# RECORDS FOR PROCESSING start

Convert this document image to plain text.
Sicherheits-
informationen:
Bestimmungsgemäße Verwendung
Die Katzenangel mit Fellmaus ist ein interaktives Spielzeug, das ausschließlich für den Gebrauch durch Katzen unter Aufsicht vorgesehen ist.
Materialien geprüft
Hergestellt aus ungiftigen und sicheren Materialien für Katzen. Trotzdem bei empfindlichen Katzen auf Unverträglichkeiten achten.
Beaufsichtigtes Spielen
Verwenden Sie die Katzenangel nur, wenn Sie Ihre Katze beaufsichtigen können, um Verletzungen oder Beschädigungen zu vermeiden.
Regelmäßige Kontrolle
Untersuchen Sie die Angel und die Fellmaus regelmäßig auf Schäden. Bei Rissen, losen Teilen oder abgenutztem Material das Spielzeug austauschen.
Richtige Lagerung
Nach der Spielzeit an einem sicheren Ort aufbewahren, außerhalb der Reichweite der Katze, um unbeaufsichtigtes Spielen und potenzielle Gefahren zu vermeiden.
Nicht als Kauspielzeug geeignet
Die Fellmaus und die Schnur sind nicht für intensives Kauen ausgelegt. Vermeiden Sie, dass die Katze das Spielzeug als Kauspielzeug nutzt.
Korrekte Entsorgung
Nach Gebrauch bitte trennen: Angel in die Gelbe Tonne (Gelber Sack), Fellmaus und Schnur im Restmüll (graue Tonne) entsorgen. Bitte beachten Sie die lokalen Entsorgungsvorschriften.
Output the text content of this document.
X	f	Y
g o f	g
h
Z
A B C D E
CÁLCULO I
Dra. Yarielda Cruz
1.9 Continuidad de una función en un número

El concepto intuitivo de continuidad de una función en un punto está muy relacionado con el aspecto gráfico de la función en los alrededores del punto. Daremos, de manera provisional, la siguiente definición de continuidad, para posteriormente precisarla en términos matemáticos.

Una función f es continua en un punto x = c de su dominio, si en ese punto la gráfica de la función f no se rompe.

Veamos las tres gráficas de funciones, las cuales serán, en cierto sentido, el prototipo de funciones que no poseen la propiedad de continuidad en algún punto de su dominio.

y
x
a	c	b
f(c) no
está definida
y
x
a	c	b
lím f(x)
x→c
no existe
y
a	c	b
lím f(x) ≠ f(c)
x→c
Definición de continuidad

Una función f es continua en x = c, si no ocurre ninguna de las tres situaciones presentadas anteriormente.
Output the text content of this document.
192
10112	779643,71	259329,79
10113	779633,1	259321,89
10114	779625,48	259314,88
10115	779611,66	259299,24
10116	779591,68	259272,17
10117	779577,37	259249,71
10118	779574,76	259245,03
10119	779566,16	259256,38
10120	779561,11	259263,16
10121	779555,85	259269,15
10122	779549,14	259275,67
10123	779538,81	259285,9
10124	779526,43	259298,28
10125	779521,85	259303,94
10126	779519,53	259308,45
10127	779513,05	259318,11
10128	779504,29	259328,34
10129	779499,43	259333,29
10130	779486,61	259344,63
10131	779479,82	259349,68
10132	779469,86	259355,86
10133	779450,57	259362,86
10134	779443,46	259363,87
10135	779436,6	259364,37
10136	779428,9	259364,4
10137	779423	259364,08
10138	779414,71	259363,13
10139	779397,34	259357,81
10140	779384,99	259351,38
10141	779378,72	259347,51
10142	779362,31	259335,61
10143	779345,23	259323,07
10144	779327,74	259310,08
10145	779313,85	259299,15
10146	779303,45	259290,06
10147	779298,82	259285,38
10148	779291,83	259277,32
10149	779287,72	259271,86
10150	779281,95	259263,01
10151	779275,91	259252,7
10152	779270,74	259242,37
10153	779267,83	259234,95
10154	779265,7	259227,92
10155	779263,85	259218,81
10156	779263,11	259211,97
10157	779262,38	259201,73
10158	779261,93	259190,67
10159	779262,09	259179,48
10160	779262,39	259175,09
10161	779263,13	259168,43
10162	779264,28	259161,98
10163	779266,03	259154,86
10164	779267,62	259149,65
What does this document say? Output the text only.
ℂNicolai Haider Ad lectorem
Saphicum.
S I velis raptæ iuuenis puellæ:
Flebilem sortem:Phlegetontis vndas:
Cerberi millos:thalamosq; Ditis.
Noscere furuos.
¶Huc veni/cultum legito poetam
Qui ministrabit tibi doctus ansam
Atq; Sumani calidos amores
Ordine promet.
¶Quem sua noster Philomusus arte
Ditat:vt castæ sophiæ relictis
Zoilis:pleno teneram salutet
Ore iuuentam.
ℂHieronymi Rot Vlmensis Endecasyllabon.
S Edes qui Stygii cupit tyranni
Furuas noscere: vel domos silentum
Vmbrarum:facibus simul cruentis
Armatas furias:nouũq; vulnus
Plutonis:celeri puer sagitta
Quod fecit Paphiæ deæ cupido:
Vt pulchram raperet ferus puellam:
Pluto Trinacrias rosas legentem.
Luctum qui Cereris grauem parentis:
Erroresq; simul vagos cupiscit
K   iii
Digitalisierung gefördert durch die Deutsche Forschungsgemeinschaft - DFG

# RECORDS FOR PROCESSING end

_GOAL OF THE EXERCISE_
Using the material above, report each line where "Kauspielzeug" occurs.

_IN RESPONSE_
Nicht als Kauspielzeug geeignet
Die Fellmaus und die Schnur sind nicht für intensives Kauen ausgelegt. Vermeiden Sie, dass die Katze das Spielzeug als Kauspielzeug nutzt.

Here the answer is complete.